**Challenge**
Your answer should be one number: the count of lines in these entries that hold the word "xlabel".

(Data entries for graphics)
★ ★ ★ ★ ★ ★ ★

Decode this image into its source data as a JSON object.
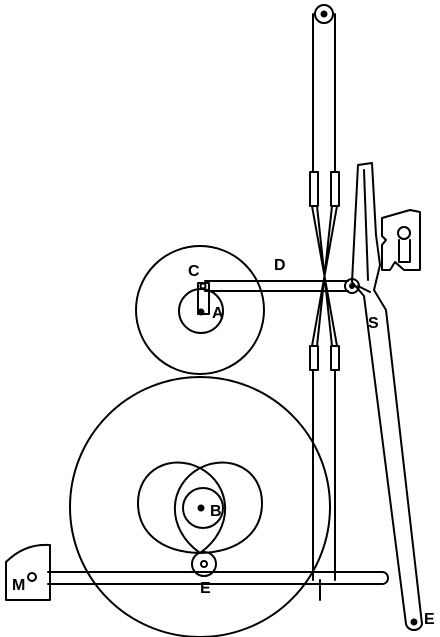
{
  "diagram": {
    "labels": {
      "A": "A",
      "B": "B",
      "C": "C",
      "D": "D",
      "S": "S",
      "E_lower": "E",
      "E_right": "E",
      "M": "M"
    },
    "colors": {
      "ink": "#000000",
      "paper": "#ffffff"
    }
  }
}
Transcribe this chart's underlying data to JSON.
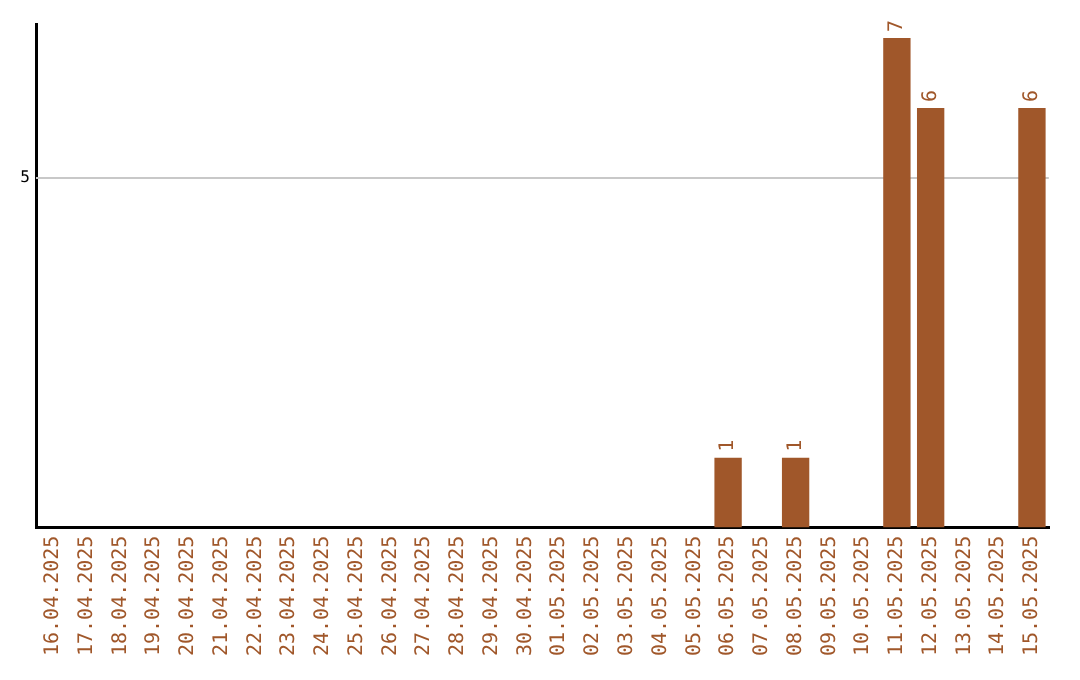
{
  "chart_data": {
    "type": "bar",
    "categories": [
      "16.04.2025",
      "17.04.2025",
      "18.04.2025",
      "19.04.2025",
      "20.04.2025",
      "21.04.2025",
      "22.04.2025",
      "23.04.2025",
      "24.04.2025",
      "25.04.2025",
      "26.04.2025",
      "27.04.2025",
      "28.04.2025",
      "29.04.2025",
      "30.04.2025",
      "01.05.2025",
      "02.05.2025",
      "03.05.2025",
      "04.05.2025",
      "05.05.2025",
      "06.05.2025",
      "07.05.2025",
      "08.05.2025",
      "09.05.2025",
      "10.05.2025",
      "11.05.2025",
      "12.05.2025",
      "13.05.2025",
      "14.05.2025",
      "15.05.2025"
    ],
    "values": [
      null,
      null,
      null,
      null,
      null,
      null,
      null,
      null,
      null,
      null,
      null,
      null,
      null,
      null,
      null,
      null,
      null,
      null,
      null,
      null,
      1,
      null,
      1,
      null,
      null,
      7,
      6,
      null,
      null,
      6
    ],
    "data_labels": true,
    "color": "#a0572a",
    "ylim": [
      0,
      7.2
    ],
    "ref_lines": [
      {
        "axis": "y",
        "value": 5,
        "label": "5",
        "color": "#c8c8c8"
      }
    ],
    "legend": false
  }
}
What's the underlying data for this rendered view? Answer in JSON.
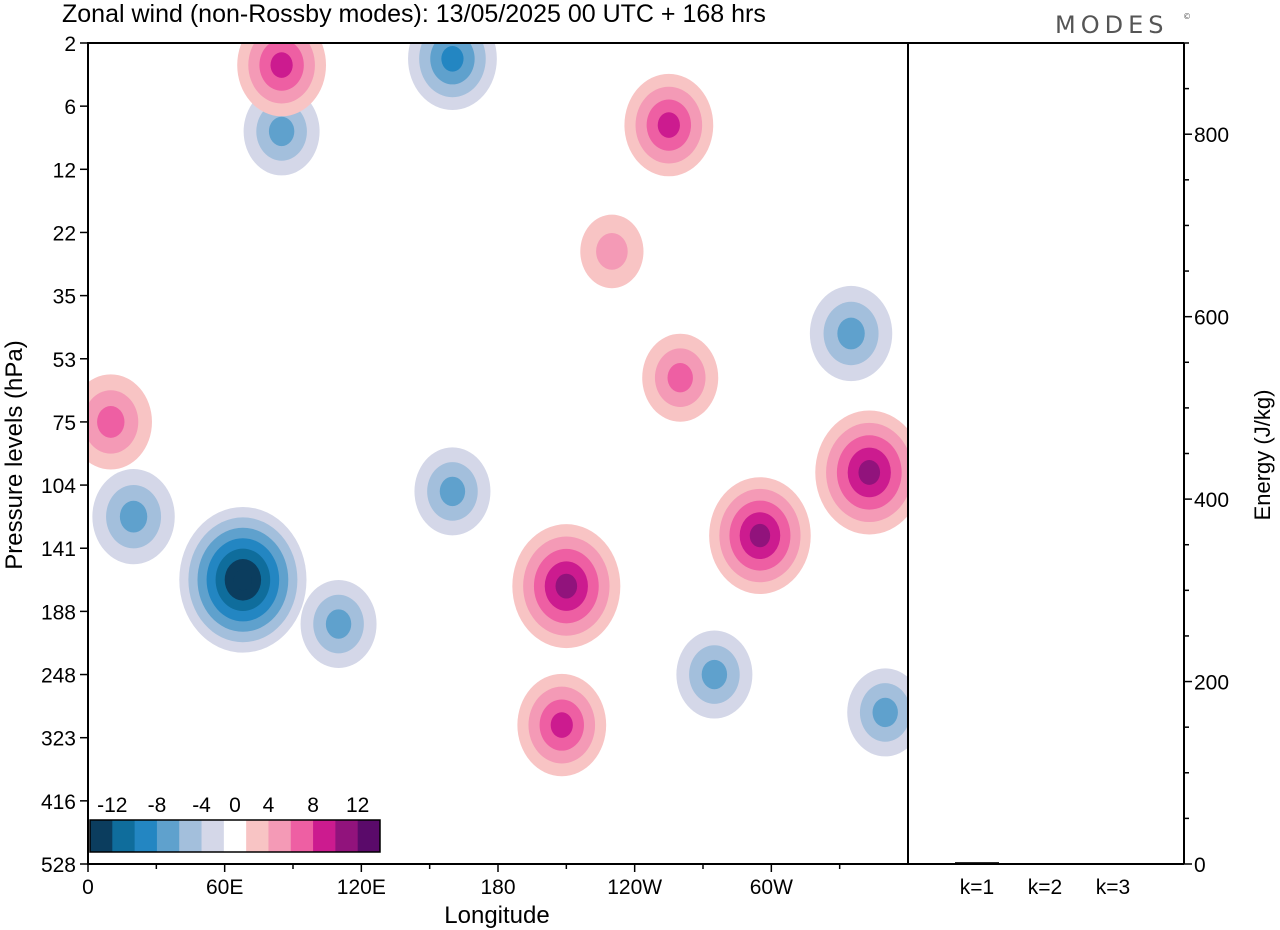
{
  "title": "Zonal wind (non-Rossby modes):  13/05/2025  00 UTC  + 168 hrs",
  "logo": {
    "text": "MODES",
    "mark": "©"
  },
  "colors": {
    "levels_hex": [
      "#0b3d5e",
      "#0f6d9c",
      "#2386c2",
      "#5fa1cd",
      "#a3bfdc",
      "#d4d7e8",
      "#ffffff",
      "#f8c4c4",
      "#f49ab6",
      "#ee5fa3",
      "#cc1b8f",
      "#91137c",
      "#5a0a6a"
    ]
  },
  "chart_data": [
    {
      "type": "heatmap",
      "title": "Zonal wind (non-Rossby modes):  13/05/2025  00 UTC  + 168 hrs",
      "xlabel": "Longitude",
      "ylabel": "Pressure levels (hPa)",
      "x_ticks": [
        "0",
        "60E",
        "120E",
        "180",
        "120W",
        "60W"
      ],
      "x_range": [
        0,
        360
      ],
      "y_ticks": [
        "2",
        "6",
        "12",
        "22",
        "35",
        "53",
        "75",
        "104",
        "141",
        "188",
        "248",
        "323",
        "416",
        "528"
      ],
      "y_axis_inverted": true,
      "colorbar": {
        "tick_labels": [
          "-12",
          "-8",
          "-4",
          "0",
          "4",
          "8",
          "12"
        ],
        "levels": [
          -14,
          -12,
          -10,
          -8,
          -6,
          -4,
          -2,
          2,
          4,
          6,
          8,
          10,
          12,
          14
        ]
      },
      "features": [
        {
          "lon": 68,
          "lev": 8.5,
          "value": -13
        },
        {
          "lon": 20,
          "lev": 7.5,
          "value": -6
        },
        {
          "lon": 110,
          "lev": 9.2,
          "value": -5
        },
        {
          "lon": 160,
          "lev": 7.1,
          "value": -5
        },
        {
          "lon": 210,
          "lev": 8.6,
          "value": 10
        },
        {
          "lon": 208,
          "lev": 10.8,
          "value": 7
        },
        {
          "lon": 295,
          "lev": 7.8,
          "value": 9
        },
        {
          "lon": 343,
          "lev": 6.8,
          "value": 10
        },
        {
          "lon": 275,
          "lev": 10.0,
          "value": -5
        },
        {
          "lon": 350,
          "lev": 10.6,
          "value": -5
        },
        {
          "lon": 255,
          "lev": 1.3,
          "value": 7
        },
        {
          "lon": 160,
          "lev": 0.25,
          "value": -7
        },
        {
          "lon": 10,
          "lev": 6.0,
          "value": 6
        },
        {
          "lon": 85,
          "lev": 1.4,
          "value": -5
        },
        {
          "lon": 335,
          "lev": 4.6,
          "value": -6
        },
        {
          "lon": 260,
          "lev": 5.3,
          "value": 5
        },
        {
          "lon": 230,
          "lev": 3.3,
          "value": 3
        },
        {
          "lon": 85,
          "lev": 0.35,
          "value": 7
        }
      ]
    },
    {
      "type": "bar",
      "title": "",
      "xlabel": "",
      "ylabel": "Energy (J/kg)",
      "categories": [
        "k=1",
        "k=2",
        "k=3"
      ],
      "values": [
        2,
        1,
        1
      ],
      "ylim": [
        0,
        900
      ],
      "y_ticks": [
        "0",
        "200",
        "400",
        "600",
        "800"
      ]
    }
  ]
}
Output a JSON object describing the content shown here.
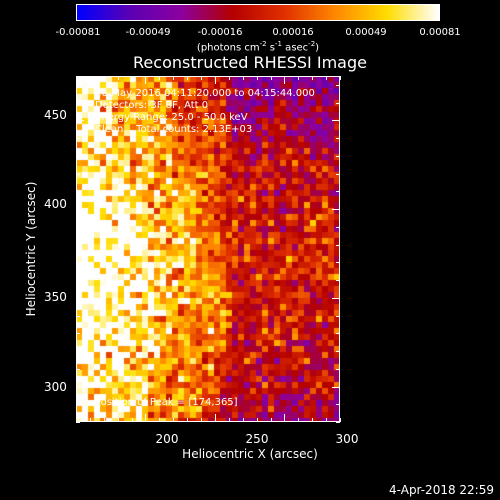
{
  "colorbar": {
    "colors": [
      "#0000ff",
      "#5a00b4",
      "#8c00a0",
      "#b40000",
      "#e03000",
      "#ff8800",
      "#ffdd00",
      "#ffffff"
    ],
    "ticks": [
      "-0.00081",
      "-0.00049",
      "-0.00016",
      "0.00016",
      "0.00049",
      "0.00081"
    ],
    "tick_values": [
      -0.00081,
      -0.00049,
      -0.00016,
      0.00016,
      0.00049,
      0.00081
    ],
    "unit_text": {
      "a": "(photons cm",
      "b": "-2",
      "c": " s",
      "d": "-1",
      "e": " asec",
      "f": "-2",
      "g": ")"
    }
  },
  "title": "Reconstructed RHESSI Image",
  "annotations": {
    "time_range": "16-May-2016 04:11:20.000 to 04:15:44.000",
    "detectors": "Detectors: 3F 8F, Att 0",
    "energy": "Energy Range: 25.0 - 50.0 keV",
    "clean": "Clean    Total counts: 2.13E+03",
    "peak": "Position of Peak = [174,365]"
  },
  "axes": {
    "xlabel": "Heliocentric X (arcsec)",
    "ylabel": "Heliocentric Y (arcsec)",
    "xlim": [
      150,
      340
    ],
    "ylim": [
      280,
      475
    ],
    "xticks": [
      200,
      250,
      300
    ],
    "yticks": [
      300,
      350,
      400,
      450
    ]
  },
  "timestamp": "4-Apr-2018 22:59"
}
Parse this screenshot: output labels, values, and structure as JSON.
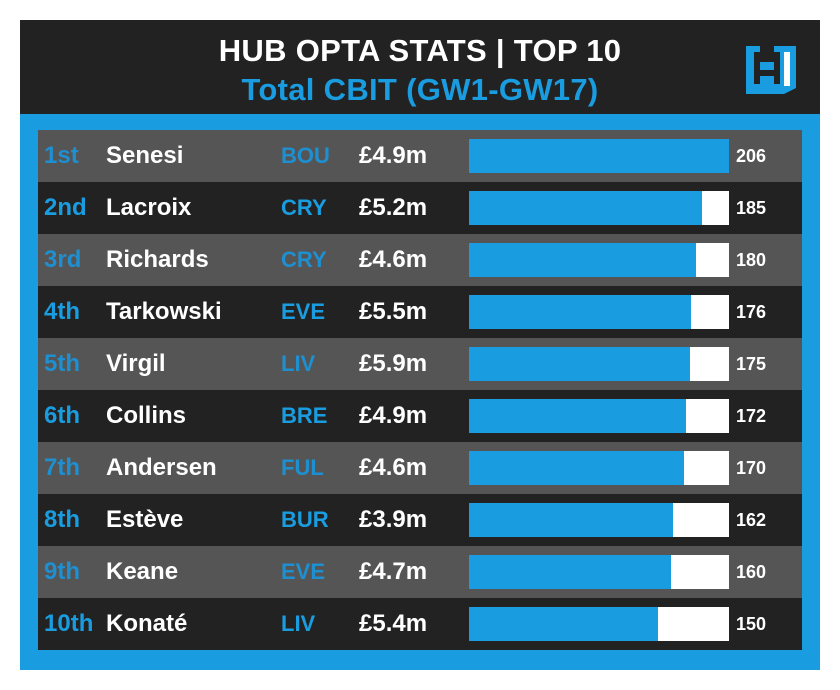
{
  "header": {
    "title": "HUB OPTA STATS | TOP 10",
    "subtitle": "Total CBIT (GW1-GW17)"
  },
  "logo": {
    "icon": "hub-logo-icon",
    "letter": "H"
  },
  "colors": {
    "accent": "#1a9de0",
    "background": "#222222",
    "row_light": "#555555",
    "row_dark": "#222222",
    "bar_track": "#ffffff",
    "text": "#ffffff"
  },
  "chart_data": {
    "type": "bar",
    "title": "HUB OPTA STATS | TOP 10",
    "subtitle": "Total CBIT (GW1-GW17)",
    "orientation": "horizontal",
    "xlim": [
      0,
      206
    ],
    "categories": [
      "Senesi",
      "Lacroix",
      "Richards",
      "Tarkowski",
      "Virgil",
      "Collins",
      "Andersen",
      "Estève",
      "Keane",
      "Konaté"
    ],
    "values": [
      206,
      185,
      180,
      176,
      175,
      172,
      170,
      162,
      160,
      150
    ],
    "rows": [
      {
        "rank": "1st",
        "player": "Senesi",
        "team": "BOU",
        "price": "£4.9m",
        "cbit": 206
      },
      {
        "rank": "2nd",
        "player": "Lacroix",
        "team": "CRY",
        "price": "£5.2m",
        "cbit": 185
      },
      {
        "rank": "3rd",
        "player": "Richards",
        "team": "CRY",
        "price": "£4.6m",
        "cbit": 180
      },
      {
        "rank": "4th",
        "player": "Tarkowski",
        "team": "EVE",
        "price": "£5.5m",
        "cbit": 176
      },
      {
        "rank": "5th",
        "player": "Virgil",
        "team": "LIV",
        "price": "£5.9m",
        "cbit": 175
      },
      {
        "rank": "6th",
        "player": "Collins",
        "team": "BRE",
        "price": "£4.9m",
        "cbit": 172
      },
      {
        "rank": "7th",
        "player": "Andersen",
        "team": "FUL",
        "price": "£4.6m",
        "cbit": 170
      },
      {
        "rank": "8th",
        "player": "Estève",
        "team": "BUR",
        "price": "£3.9m",
        "cbit": 162
      },
      {
        "rank": "9th",
        "player": "Keane",
        "team": "EVE",
        "price": "£4.7m",
        "cbit": 160
      },
      {
        "rank": "10th",
        "player": "Konaté",
        "team": "LIV",
        "price": "£5.4m",
        "cbit": 150
      }
    ]
  }
}
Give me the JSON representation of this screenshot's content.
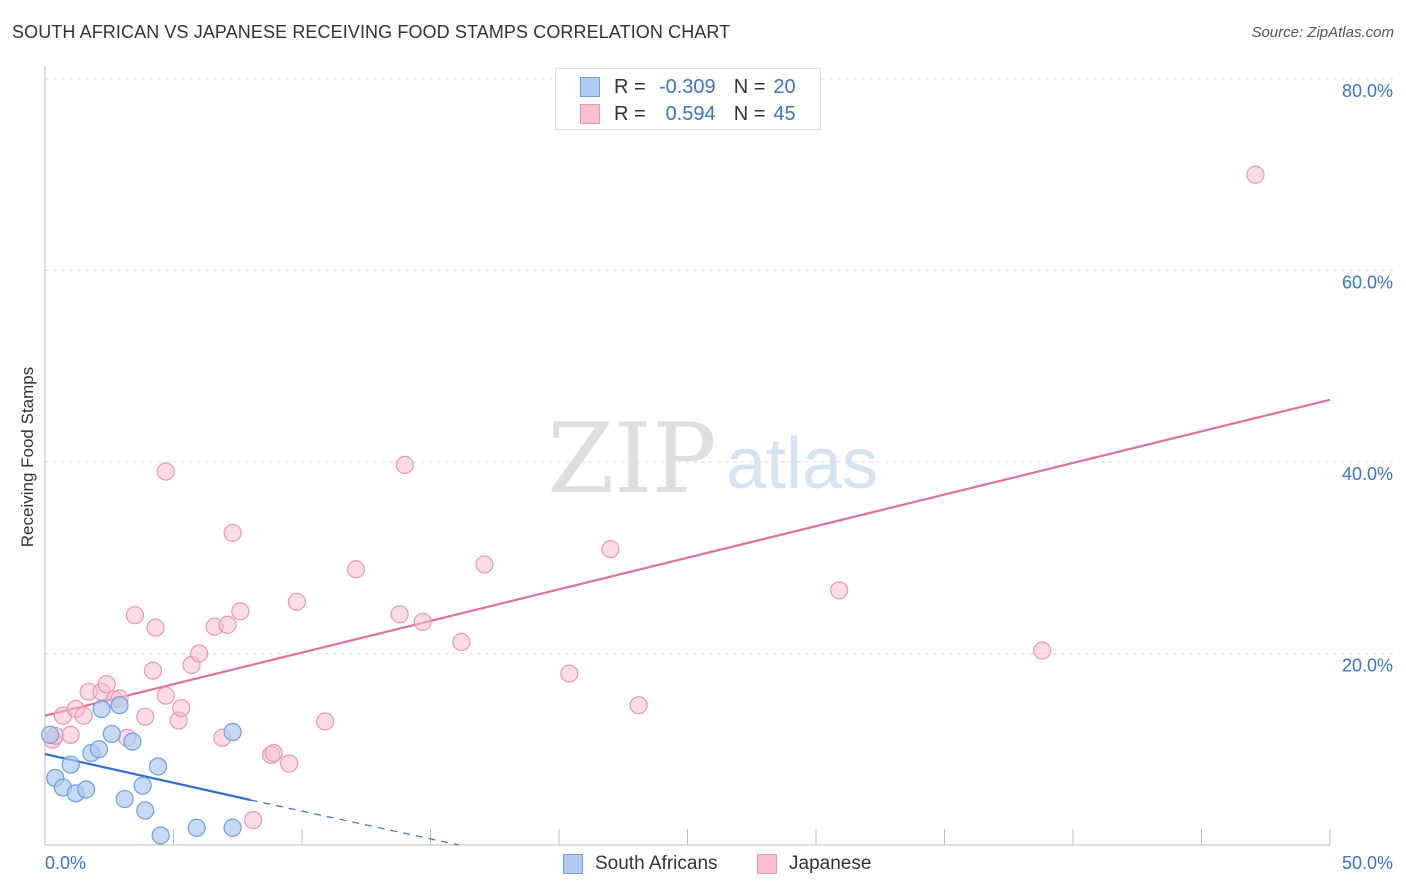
{
  "title": "SOUTH AFRICAN VS JAPANESE RECEIVING FOOD STAMPS CORRELATION CHART",
  "source": "Source: ZipAtlas.com",
  "watermark": {
    "zip": "ZIP",
    "atlas": "atlas"
  },
  "legend": {
    "rows": [
      {
        "r_label": "R =",
        "r_value": "-0.309",
        "n_label": "N =",
        "n_value": "20"
      },
      {
        "r_label": "R =",
        "r_value": "0.594",
        "n_label": "N =",
        "n_value": "45"
      }
    ]
  },
  "bottom_legend": {
    "south_africans": "South Africans",
    "japanese": "Japanese"
  },
  "colors": {
    "blue_fill": "#aecbf0",
    "blue_stroke": "#6fa0dc",
    "blue_line": "#2f6fd0",
    "pink_fill": "#f7bfd0",
    "pink_stroke": "#e898b2",
    "pink_line": "#e0709a",
    "axis_text": "#3a74c8",
    "grid": "#dddddd"
  },
  "chart_data": {
    "type": "scatter",
    "title": "SOUTH AFRICAN VS JAPANESE RECEIVING FOOD STAMPS CORRELATION CHART",
    "xlabel": "",
    "ylabel": "Receiving Food Stamps",
    "xlim": [
      0,
      50
    ],
    "ylim": [
      0,
      80
    ],
    "x_tick_labels": [
      "0.0%",
      "50.0%"
    ],
    "y_ticks": [
      20,
      40,
      60,
      80
    ],
    "y_tick_labels": [
      "20.0%",
      "40.0%",
      "60.0%",
      "80.0%"
    ],
    "series": [
      {
        "name": "South Africans",
        "r": -0.309,
        "n": 20,
        "points": [
          [
            0.2,
            11.5
          ],
          [
            0.4,
            7.0
          ],
          [
            0.7,
            6.0
          ],
          [
            1.0,
            8.4
          ],
          [
            1.2,
            5.4
          ],
          [
            1.6,
            5.8
          ],
          [
            1.8,
            9.6
          ],
          [
            2.1,
            10.0
          ],
          [
            2.2,
            14.2
          ],
          [
            2.6,
            11.6
          ],
          [
            2.9,
            14.6
          ],
          [
            3.1,
            4.8
          ],
          [
            3.4,
            10.8
          ],
          [
            3.8,
            6.2
          ],
          [
            3.9,
            3.6
          ],
          [
            4.4,
            8.2
          ],
          [
            4.5,
            1.0
          ],
          [
            5.9,
            1.8
          ],
          [
            7.3,
            1.8
          ],
          [
            7.3,
            11.8
          ]
        ],
        "trend_solid": [
          [
            0,
            9.5
          ],
          [
            8,
            4.7
          ]
        ],
        "trend_dashed": [
          [
            8,
            4.7
          ],
          [
            16.1,
            0
          ]
        ]
      },
      {
        "name": "Japanese",
        "r": 0.594,
        "n": 45,
        "points": [
          [
            0.3,
            11.0
          ],
          [
            0.4,
            11.4
          ],
          [
            0.7,
            13.5
          ],
          [
            1.0,
            11.5
          ],
          [
            1.2,
            14.2
          ],
          [
            1.5,
            13.5
          ],
          [
            1.7,
            16.0
          ],
          [
            2.2,
            16.0
          ],
          [
            2.4,
            16.8
          ],
          [
            2.7,
            15.2
          ],
          [
            2.9,
            15.3
          ],
          [
            3.2,
            11.2
          ],
          [
            3.5,
            24.0
          ],
          [
            3.9,
            13.4
          ],
          [
            4.2,
            18.2
          ],
          [
            4.3,
            22.7
          ],
          [
            4.7,
            15.6
          ],
          [
            4.7,
            39.0
          ],
          [
            5.2,
            13.0
          ],
          [
            5.3,
            14.3
          ],
          [
            5.7,
            18.8
          ],
          [
            6.0,
            20.0
          ],
          [
            6.6,
            22.8
          ],
          [
            6.9,
            11.2
          ],
          [
            7.1,
            23.0
          ],
          [
            7.3,
            32.6
          ],
          [
            7.6,
            24.4
          ],
          [
            8.1,
            2.6
          ],
          [
            8.8,
            9.4
          ],
          [
            8.9,
            9.6
          ],
          [
            9.5,
            8.5
          ],
          [
            9.8,
            25.4
          ],
          [
            10.9,
            12.9
          ],
          [
            12.1,
            28.8
          ],
          [
            13.8,
            24.1
          ],
          [
            14.0,
            39.7
          ],
          [
            14.7,
            23.3
          ],
          [
            16.2,
            21.2
          ],
          [
            17.1,
            29.3
          ],
          [
            20.4,
            17.9
          ],
          [
            22.0,
            30.9
          ],
          [
            23.1,
            14.6
          ],
          [
            30.9,
            26.6
          ],
          [
            38.8,
            20.3
          ],
          [
            47.1,
            70.0
          ]
        ],
        "trend": [
          [
            0,
            13.5
          ],
          [
            50,
            46.5
          ]
        ]
      }
    ]
  }
}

★ ★ ★ ★ ★ ★ ★

**Finished task**
4